__Problem description__
Transcribe the entries exactly; images are not part of the copy.

__Data section__
○ ○ ○ ○ ○ ○ ○

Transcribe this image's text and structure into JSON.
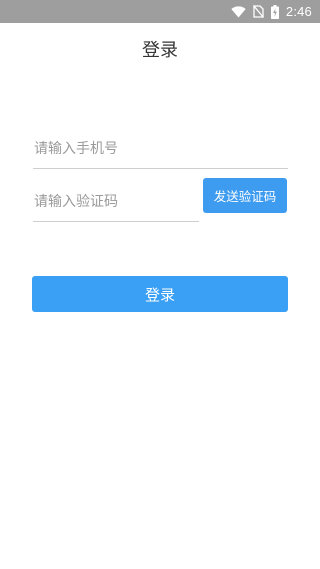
{
  "status_bar": {
    "time": "2:46",
    "icons": [
      "wifi-icon",
      "no-sim-icon",
      "battery-charging-icon"
    ]
  },
  "header": {
    "title": "登录"
  },
  "form": {
    "phone_placeholder": "请输入手机号",
    "code_placeholder": "请输入验证码",
    "send_code_label": "发送验证码",
    "login_label": "登录"
  },
  "colors": {
    "status_bar": "#9e9e9e",
    "primary_button": "#3aa0f5",
    "send_button": "#3d9bf0",
    "underline": "#cfcfcf",
    "placeholder": "#9a9a9a"
  }
}
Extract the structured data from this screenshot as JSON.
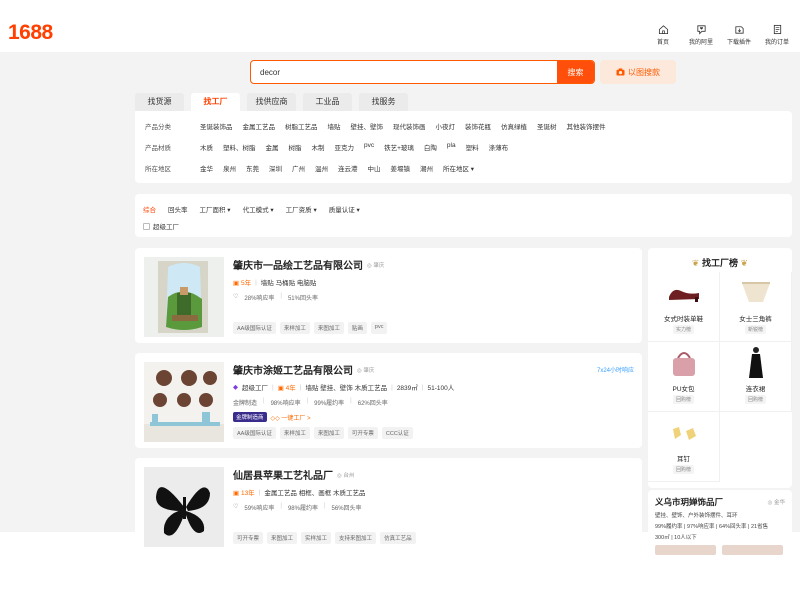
{
  "header": {
    "logo": "1688",
    "nav": [
      {
        "label": "首页",
        "icon": "home-icon"
      },
      {
        "label": "我的阿里",
        "icon": "heart-chat-icon"
      },
      {
        "label": "下载插件",
        "icon": "download-icon"
      },
      {
        "label": "我的订单",
        "icon": "order-icon"
      }
    ]
  },
  "search": {
    "value": "decor",
    "button": "搜索",
    "image_search": "以图搜款"
  },
  "tabs": [
    "找货源",
    "找工厂",
    "找供应商",
    "工业品",
    "找服务"
  ],
  "filters": [
    {
      "label": "产品分类",
      "options": [
        "圣诞装饰品",
        "金属工艺品",
        "树脂工艺品",
        "墙贴",
        "壁挂、壁饰",
        "现代装饰画",
        "小夜灯",
        "装饰花瓶",
        "仿真绿植",
        "圣诞树",
        "其他装饰摆件"
      ]
    },
    {
      "label": "产品材质",
      "options": [
        "木质",
        "塑料、树脂",
        "金属",
        "树脂",
        "木制",
        "亚克力",
        "pvc",
        "铁艺+玻璃",
        "白陶",
        "pla",
        "塑料",
        "涤薄布"
      ]
    },
    {
      "label": "所在地区",
      "options": [
        "金华",
        "泉州",
        "东莞",
        "深圳",
        "广州",
        "温州",
        "连云港",
        "中山",
        "姜堰镇",
        "潮州",
        "所在地区 ▾"
      ]
    }
  ],
  "sort": {
    "items": [
      "综合",
      "回头率",
      "工厂面积 ▾",
      "代工模式 ▾",
      "工厂资质 ▾",
      "质量认证 ▾"
    ],
    "checkbox_label": "超级工厂"
  },
  "results": [
    {
      "title": "肇庆市一品绘工艺品有限公司",
      "location": "肇庆",
      "years": "5年",
      "products": "墙贴 马桶贴 电脑贴",
      "stats": [
        "28%响应率",
        "51%回头率"
      ],
      "tags": [
        "AA级国际认证",
        "来样加工",
        "来图加工",
        "贴画",
        "pvc"
      ]
    },
    {
      "title": "肇庆市涂姬工艺品有限公司",
      "location": "肇庆",
      "online": "7x24小时响应",
      "level": "超级工厂",
      "years": "4年",
      "products": "墙贴 壁挂、壁饰 木质工艺品",
      "area": "2839㎡",
      "staff": "51-100人",
      "stats": [
        "金牌制造",
        "98%响应率",
        "99%履约率",
        "62%回头率"
      ],
      "badge": "金牌制造商",
      "badge2": "一键工厂 >",
      "tags": [
        "AA级国际认证",
        "来样加工",
        "来图加工",
        "可开专票",
        "CCC认证"
      ]
    },
    {
      "title": "仙居县苹果工艺礼品厂",
      "location": "台州",
      "years": "13年",
      "products": "金属工艺品 相框、画框 木质工艺品",
      "stats": [
        "59%响应率",
        "98%履约率",
        "56%回头率"
      ],
      "tags": [
        "可开专票",
        "来图加工",
        "实样加工",
        "支持来图加工",
        "仿真工艺品"
      ]
    }
  ],
  "sidebar": {
    "title": "找工厂榜",
    "items": [
      {
        "name": "女式时装单鞋",
        "sub": "实力榜"
      },
      {
        "name": "女士三角裤",
        "sub": "新锐榜"
      },
      {
        "name": "PU女包",
        "sub": "回购榜"
      },
      {
        "name": "连衣裙",
        "sub": "回购榜"
      },
      {
        "name": "耳钉",
        "sub": "回购榜"
      }
    ],
    "card": {
      "title": "义乌市玥婵饰品厂",
      "location": "金华",
      "line1": "壁挂、壁饰、户外装饰摆件、耳环",
      "line2": "99%履约率 | 97%响应率 | 64%回头率 | 21省售",
      "line3": "300㎡ | 10人以下"
    }
  },
  "colors": {
    "brand": "#ff4000",
    "accent": "#ff5a00"
  }
}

○ ○ ○ ○ ○ ○ ○

__Finished task__
Transcribe this image's text and structure into JSON.
{
  "status_bar": {
    "time": "2:46",
    "icons": [
      "wifi-icon",
      "no-sim-icon",
      "battery-charging-icon"
    ]
  },
  "header": {
    "title": "登录"
  },
  "form": {
    "phone_placeholder": "请输入手机号",
    "code_placeholder": "请输入验证码",
    "send_code_label": "发送验证码",
    "login_label": "登录"
  },
  "colors": {
    "status_bar": "#9e9e9e",
    "primary_button": "#3aa0f5",
    "send_button": "#3d9bf0",
    "underline": "#cfcfcf",
    "placeholder": "#9a9a9a"
  }
}
Extract the structured data from this screenshot as JSON.
{
  "header": {
    "logo": "1688",
    "nav": [
      {
        "label": "首页",
        "icon": "home-icon"
      },
      {
        "label": "我的阿里",
        "icon": "heart-chat-icon"
      },
      {
        "label": "下载插件",
        "icon": "download-icon"
      },
      {
        "label": "我的订单",
        "icon": "order-icon"
      }
    ]
  },
  "search": {
    "value": "decor",
    "button": "搜索",
    "image_search": "以图搜款"
  },
  "tabs": [
    "找货源",
    "找工厂",
    "找供应商",
    "工业品",
    "找服务"
  ],
  "filters": [
    {
      "label": "产品分类",
      "options": [
        "圣诞装饰品",
        "金属工艺品",
        "树脂工艺品",
        "墙贴",
        "壁挂、壁饰",
        "现代装饰画",
        "小夜灯",
        "装饰花瓶",
        "仿真绿植",
        "圣诞树",
        "其他装饰摆件"
      ]
    },
    {
      "label": "产品材质",
      "options": [
        "木质",
        "塑料、树脂",
        "金属",
        "树脂",
        "木制",
        "亚克力",
        "pvc",
        "铁艺+玻璃",
        "白陶",
        "pla",
        "塑料",
        "涤薄布"
      ]
    },
    {
      "label": "所在地区",
      "options": [
        "金华",
        "泉州",
        "东莞",
        "深圳",
        "广州",
        "温州",
        "连云港",
        "中山",
        "姜堰镇",
        "潮州",
        "所在地区 ▾"
      ]
    }
  ],
  "sort": {
    "items": [
      "综合",
      "回头率",
      "工厂面积 ▾",
      "代工模式 ▾",
      "工厂资质 ▾",
      "质量认证 ▾"
    ],
    "checkbox_label": "超级工厂"
  },
  "results": [
    {
      "title": "肇庆市一品绘工艺品有限公司",
      "location": "肇庆",
      "years": "5年",
      "products": "墙贴 马桶贴 电脑贴",
      "stats": [
        "28%响应率",
        "51%回头率"
      ],
      "tags": [
        "AA级国际认证",
        "来样加工",
        "来图加工",
        "贴画",
        "pvc"
      ]
    },
    {
      "title": "肇庆市涂姬工艺品有限公司",
      "location": "肇庆",
      "online": "7x24小时响应",
      "level": "超级工厂",
      "years": "4年",
      "products": "墙贴 壁挂、壁饰 木质工艺品",
      "area": "2839㎡",
      "staff": "51-100人",
      "stats": [
        "金牌制造",
        "98%响应率",
        "99%履约率",
        "62%回头率"
      ],
      "badge": "金牌制造商",
      "badge2": "一键工厂 >",
      "tags": [
        "AA级国际认证",
        "来样加工",
        "来图加工",
        "可开专票",
        "CCC认证"
      ]
    },
    {
      "title": "仙居县苹果工艺礼品厂",
      "location": "台州",
      "years": "13年",
      "products": "金属工艺品 相框、画框 木质工艺品",
      "stats": [
        "59%响应率",
        "98%履约率",
        "56%回头率"
      ],
      "tags": [
        "可开专票",
        "来图加工",
        "实样加工",
        "支持来图加工",
        "仿真工艺品"
      ]
    }
  ],
  "sidebar": {
    "title": "找工厂榜",
    "items": [
      {
        "name": "女式时装单鞋",
        "sub": "实力榜"
      },
      {
        "name": "女士三角裤",
        "sub": "新锐榜"
      },
      {
        "name": "PU女包",
        "sub": "回购榜"
      },
      {
        "name": "连衣裙",
        "sub": "回购榜"
      },
      {
        "name": "耳钉",
        "sub": "回购榜"
      }
    ],
    "card": {
      "title": "义乌市玥婵饰品厂",
      "location": "金华",
      "line1": "壁挂、壁饰、户外装饰摆件、耳环",
      "line2": "99%履约率 | 97%响应率 | 64%回头率 | 21省售",
      "line3": "300㎡ | 10人以下"
    }
  },
  "colors": {
    "brand": "#ff4000",
    "accent": "#ff5a00"
  }
}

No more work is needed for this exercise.